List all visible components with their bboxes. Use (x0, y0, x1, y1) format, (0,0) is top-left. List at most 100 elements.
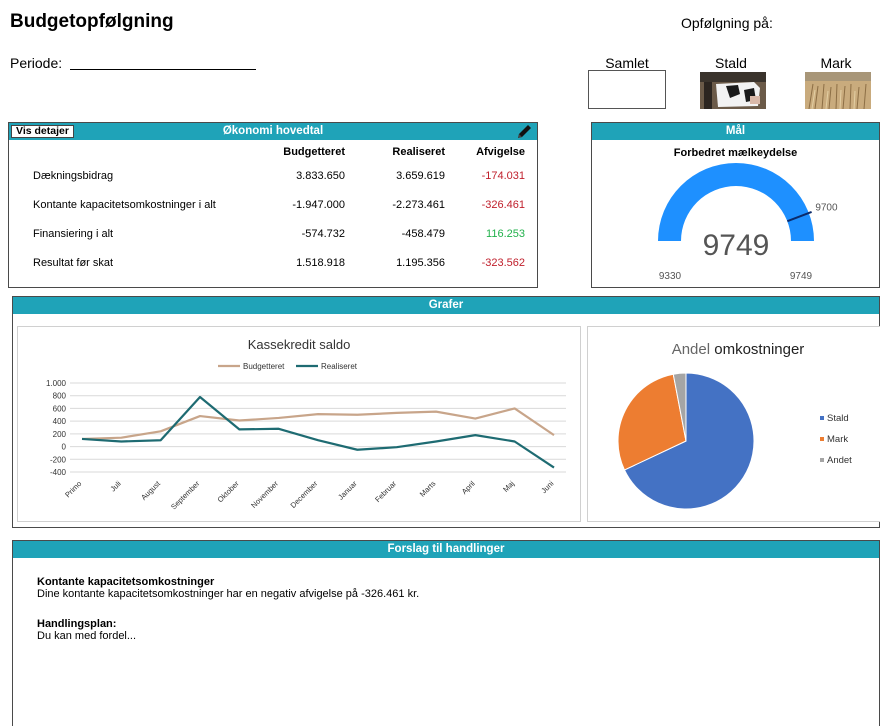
y-tick-label: 400 (53, 417, 67, 426)
pie-chart-title: Andel omkostninger (672, 341, 805, 358)
cow-photo-icon (700, 72, 766, 109)
table-header-real: Realiseret (392, 145, 445, 158)
x-tick-label: Februar (373, 479, 398, 504)
x-tick-label: Marts (418, 479, 438, 499)
y-tick-label: 200 (53, 430, 67, 439)
pie-chart-box: Andel omkostninger Stald Mark Andet (587, 326, 880, 522)
x-tick-label: Oktober (216, 479, 242, 505)
line-chart-title: Kassekredit saldo (248, 337, 351, 352)
table-header-empty (19, 142, 259, 161)
y-tick-label: 1.000 (46, 379, 67, 388)
legend-label: Budgetteret (243, 362, 285, 371)
row-afv: 116.253 (486, 227, 525, 240)
y-tick-label: -200 (50, 455, 67, 464)
row-budget: 3.833.650 (296, 169, 345, 182)
row-real: 1.195.356 (396, 256, 445, 269)
y-tick-label: 600 (53, 404, 67, 413)
okonomi-header: Økonomi hovedtal (9, 123, 537, 140)
x-tick-label: Juni (539, 479, 555, 495)
maal-subtitle: Forbedret mælkeydelse (673, 147, 798, 159)
row-afv: -174.031 (481, 169, 525, 182)
legend-swatch (820, 437, 824, 441)
y-tick-label: -400 (50, 468, 67, 477)
gauge-target-label: 9700 (815, 202, 838, 213)
periode-label: Periode: (10, 55, 63, 71)
opfoelgning-label: Opfølgning på: (681, 15, 773, 31)
grafer-header: Grafer (13, 297, 879, 314)
row-budget: -1.947.000 (292, 198, 345, 211)
row-budget: -574.732 (301, 227, 345, 240)
x-tick-label: November (249, 479, 280, 510)
x-tick-label: December (289, 479, 320, 510)
table-row: Finansiering i alt -574.732 -458.479 116… (19, 219, 539, 248)
forslag-text-2: Du kan med fordel... (37, 629, 137, 642)
option-mark-button[interactable] (805, 72, 871, 109)
series-line-budgetteret (81, 407, 555, 441)
table-header-afv: Afvigelse (476, 145, 525, 158)
row-label: Dækningsbidrag (33, 169, 114, 182)
table-header-budget: Budgetteret (283, 145, 345, 158)
maal-gauge: 9749 9330 9749 9700 (658, 163, 838, 282)
periode-input-line[interactable] (70, 69, 256, 70)
legend-label: Stald (827, 413, 849, 424)
option-stald-button[interactable] (700, 72, 766, 109)
row-real: 3.659.619 (396, 169, 445, 182)
line-chart-x-axis: Primo Juli August September Oktober November D… (63, 478, 555, 511)
row-afv: -323.562 (481, 256, 525, 269)
field-photo-icon (805, 72, 871, 109)
okonomi-table: Budgetteret Realiseret Afvigelse Dækning… (19, 142, 539, 277)
forslag-heading-2: Handlingsplan: (37, 618, 117, 630)
x-tick-label: Januar (336, 479, 359, 502)
row-label: Resultat før skat (33, 256, 114, 269)
forslag-body: Kontante kapacitetsomkostninger Dine kon… (37, 576, 420, 642)
forslag-heading-1: Kontante kapacitetsomkostninger (37, 576, 215, 588)
row-real: -458.479 (401, 227, 445, 240)
option-stald-label: Stald (715, 55, 747, 71)
legend-label: Realiseret (321, 362, 358, 371)
line-chart-grid (70, 382, 566, 473)
row-budget: 1.518.918 (296, 256, 345, 269)
gauge-max-label: 9749 (790, 271, 813, 282)
legend-swatch (820, 458, 824, 462)
y-tick-label: 800 (53, 392, 67, 401)
option-samlet-label: Samlet (605, 55, 649, 71)
pie-chart-slices (617, 372, 755, 510)
row-label: Finansiering i alt (33, 227, 114, 240)
line-chart-series (81, 395, 555, 469)
x-tick-label: Maj (501, 479, 516, 494)
y-tick-label: 0 (62, 443, 67, 452)
table-row: Dækningsbidrag 3.833.650 3.659.619 -174.… (19, 161, 539, 190)
row-real: -2.273.461 (392, 198, 445, 211)
pie-chart-legend: Stald Mark Andet (820, 413, 852, 466)
x-tick-label: Primo (63, 479, 83, 499)
x-tick-label: August (139, 478, 163, 502)
pie-chart: Andel omkostninger Stald Mark Andet (617, 341, 852, 510)
okonomi-title: Økonomi hovedtal (222, 125, 324, 137)
option-mark-label: Mark (820, 55, 852, 71)
line-chart-box: Kassekredit saldo Budgetteret Realiseret … (17, 326, 581, 522)
line-chart: Kassekredit saldo Budgetteret Realiseret … (46, 337, 566, 511)
gauge-value: 9749 (703, 229, 770, 262)
legend-label: Mark (827, 434, 848, 445)
pie-title-part1: Andel (672, 341, 710, 358)
vis-detaljer-button[interactable]: Vis detajer (11, 125, 74, 138)
table-header-row: Budgetteret Realiseret Afvigelse (19, 142, 539, 161)
x-tick-label: April (460, 479, 477, 496)
forslag-panel: Forslag til handlinger Kontante kapacite… (12, 540, 880, 726)
line-chart-y-axis: 1.000 800 600 400 200 0 -200 -400 (46, 379, 67, 477)
table-row: Kontante kapacitetsomkostninger i alt -1… (19, 190, 539, 219)
maal-header: Mål (592, 123, 879, 140)
grafer-panel: Grafer Kassekredit saldo Budgetteret Real… (12, 296, 880, 528)
gauge-min-label: 9330 (659, 271, 682, 282)
legend-swatch (820, 416, 824, 420)
x-tick-label: September (169, 479, 202, 512)
maal-panel: Mål Forbedret mælkeydelse 9749 9330 9749… (591, 122, 880, 288)
row-afv: -326.461 (481, 198, 525, 211)
line-chart-legend: Budgetteret Realiseret (218, 362, 358, 371)
table-row: Resultat før skat 1.518.918 1.195.356 -3… (19, 248, 539, 277)
forslag-text-1: Dine kontante kapacitetsomkostninger har… (37, 587, 420, 600)
option-samlet-button[interactable] (588, 70, 666, 109)
pencil-icon[interactable] (515, 123, 533, 141)
row-label: Kontante kapacitetsomkostninger i alt (33, 198, 216, 211)
okonomi-panel: Økonomi hovedtal Vis detajer Budgetteret… (8, 122, 538, 288)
------------
▶ [Problem details]:
Turn every line in the rows above into a numbered list, skipping blank lines and leaving the pictures out.

▶ [Output]:
1. List all visible components with their bboxes. Use (x0, y0, x1, y1) format, (0,0) is top-left. List at most 100 elements.
2. y-tick-label: 400 (53, 417, 67, 426)
3. pie-chart-title: Andel omkostninger (672, 341, 805, 358)
4. cow-photo-icon (700, 72, 766, 109)
5. table-header-real: Realiseret (392, 145, 445, 158)
6. x-tick-label: Februar (373, 479, 398, 504)
7. x-tick-label: Marts (418, 479, 438, 499)
8. y-tick-label: 200 (53, 430, 67, 439)
9. pie-chart-box: Andel omkostninger Stald Mark Andet (587, 326, 880, 522)
10. x-tick-label: Oktober (216, 479, 242, 505)
11. line-chart-title: Kassekredit saldo (248, 337, 351, 352)
12. table-header-empty (19, 142, 259, 161)
13. y-tick-label: 1.000 (46, 379, 67, 388)
14. legend-label: Budgetteret (243, 362, 285, 371)
15. row-afv: 116.253 (486, 227, 525, 240)
16. y-tick-label: -200 (50, 455, 67, 464)
17. row-budget: 3.833.650 (296, 169, 345, 182)
18. row-real: 1.195.356 (396, 256, 445, 269)
19. y-tick-label: 600 (53, 404, 67, 413)
20. okonomi-header: Økonomi hovedtal (9, 123, 537, 140)
21. x-tick-label: Juni (539, 479, 555, 495)
22. maal-subtitle: Forbedret mælkeydelse (673, 147, 798, 159)
23. row-afv: -174.031 (481, 169, 525, 182)
24. legend-swatch (820, 437, 824, 441)
25. y-tick-label: -400 (50, 468, 67, 477)
26. gauge-target-label: 9700 (815, 202, 838, 213)
27. periode-label: Periode: (10, 55, 63, 71)
28. opfoelgning-label: Opfølgning på: (681, 15, 773, 31)
29. grafer-header: Grafer (13, 297, 879, 314)
30. row-budget: -1.947.000 (292, 198, 345, 211)
31. row-budget: -574.732 (301, 227, 345, 240)
32. x-tick-label: November (249, 479, 280, 510)
33. x-tick-label: December (289, 479, 320, 510)
34. table-row: Finansiering i alt -574.732 -458.479 116… (19, 219, 539, 248)
35. forslag-text-2: Du kan med fordel... (37, 629, 137, 642)
36. option-mark-button[interactable] (805, 72, 871, 109)
37. series-line-budgetteret (81, 407, 555, 441)
38. table-header-afv: Afvigelse (476, 145, 525, 158)
39. row-label: Dækningsbidrag (33, 169, 114, 182)
40. table-header-budget: Budgetteret (283, 145, 345, 158)
41. maal-gauge: 9749 9330 9749 9700 (658, 163, 838, 282)
42. periode-input-line[interactable] (70, 69, 256, 70)
43. legend-label: Stald (827, 413, 849, 424)
44. option-stald-button[interactable] (700, 72, 766, 109)
45. row-real: 3.659.619 (396, 169, 445, 182)
46. line-chart-x-axis: Primo Juli August September Oktober November D… (63, 478, 555, 511)
47. row-afv: -323.562 (481, 256, 525, 269)
48. field-photo-icon (805, 72, 871, 109)
49. okonomi-table: Budgetteret Realiseret Afvigelse Dækning… (19, 142, 539, 277)
50. forslag-heading-2: Handlingsplan: (37, 618, 117, 630)
51. x-tick-label: Januar (336, 479, 359, 502)
52. row-label: Resultat før skat (33, 256, 114, 269)
53. forslag-body: Kontante kapacitetsomkostninger Dine kon… (37, 576, 420, 642)
54. forslag-heading-1: Kontante kapacitetsomkostninger (37, 576, 215, 588)
55. row-real: -458.479 (401, 227, 445, 240)
56. option-stald-label: Stald (715, 55, 747, 71)
57. legend-label: Realiseret (321, 362, 358, 371)
58. line-chart-grid (70, 382, 566, 473)
59. row-budget: 1.518.918 (296, 256, 345, 269)
60. gauge-max-label: 9749 (790, 271, 813, 282)
61. legend-swatch (820, 458, 824, 462)
62. y-tick-label: 800 (53, 392, 67, 401)
63. option-samlet-label: Samlet (605, 55, 649, 71)
64. pie-chart-slices (617, 372, 755, 510)
65. row-label: Finansiering i alt (33, 227, 114, 240)
66. line-chart-series (81, 395, 555, 469)
67. x-tick-label: Maj (501, 479, 516, 494)
68. y-tick-label: 0 (62, 443, 67, 452)
69. table-row: Dækningsbidrag 3.833.650 3.659.619 -174.… (19, 161, 539, 190)
70. row-real: -2.273.461 (392, 198, 445, 211)
71. pie-chart-legend: Stald Mark Andet (820, 413, 852, 466)
72. x-tick-label: Primo (63, 479, 83, 499)
73. x-tick-label: August (139, 478, 163, 502)
74. pie-chart: Andel omkostninger Stald Mark Andet (617, 341, 852, 510)
75. okonomi-title: Økonomi hovedtal (222, 125, 324, 137)
76. option-mark-label: Mark (820, 55, 852, 71)
77. line-chart-box: Kassekredit saldo Budgetteret Realiseret … (17, 326, 581, 522)
78. line-chart: Kassekredit saldo Budgetteret Realiseret … (46, 337, 566, 511)
79. gauge-value: 9749 (703, 229, 770, 262)
80. legend-label: Mark (827, 434, 848, 445)
81. pie-title-part1: Andel (672, 341, 710, 358)
82. vis-detaljer-button[interactable]: Vis detajer (11, 125, 74, 138)
83. table-header-row: Budgetteret Realiseret Afvigelse (19, 142, 539, 161)
84. x-tick-label: April (460, 479, 477, 496)
85. forslag-panel: Forslag til handlinger Kontante kapacite… (12, 540, 880, 726)
86. line-chart-y-axis: 1.000 800 600 400 200 0 -200 -400 (46, 379, 67, 477)
87. table-row: Kontante kapacitetsomkostninger i alt -1… (19, 190, 539, 219)
88. maal-header: Mål (592, 123, 879, 140)
89. grafer-panel: Grafer Kassekredit saldo Budgetteret Real… (12, 296, 880, 528)
90. gauge-min-label: 9330 (659, 271, 682, 282)
91. legend-swatch (820, 416, 824, 420)
92. x-tick-label: September (169, 479, 202, 512)
93. maal-panel: Mål Forbedret mælkeydelse 9749 9330 9749… (591, 122, 880, 288)
94. row-afv: -326.461 (481, 198, 525, 211)
95. line-chart-legend: Budgetteret Realiseret (218, 362, 358, 371)
96. table-row: Resultat før skat 1.518.918 1.195.356 -3… (19, 248, 539, 277)
97. forslag-text-1: Dine kontante kapacitetsomkostninger har… (37, 587, 420, 600)
98. option-samlet-button[interactable] (588, 70, 666, 109)
99. pencil-icon[interactable] (515, 123, 533, 141)
100. row-label: Kontante kapacitetsomkostninger i alt (33, 198, 216, 211)
101. okonomi-panel: Økonomi hovedtal Vis detajer Budgetteret… (8, 122, 538, 288)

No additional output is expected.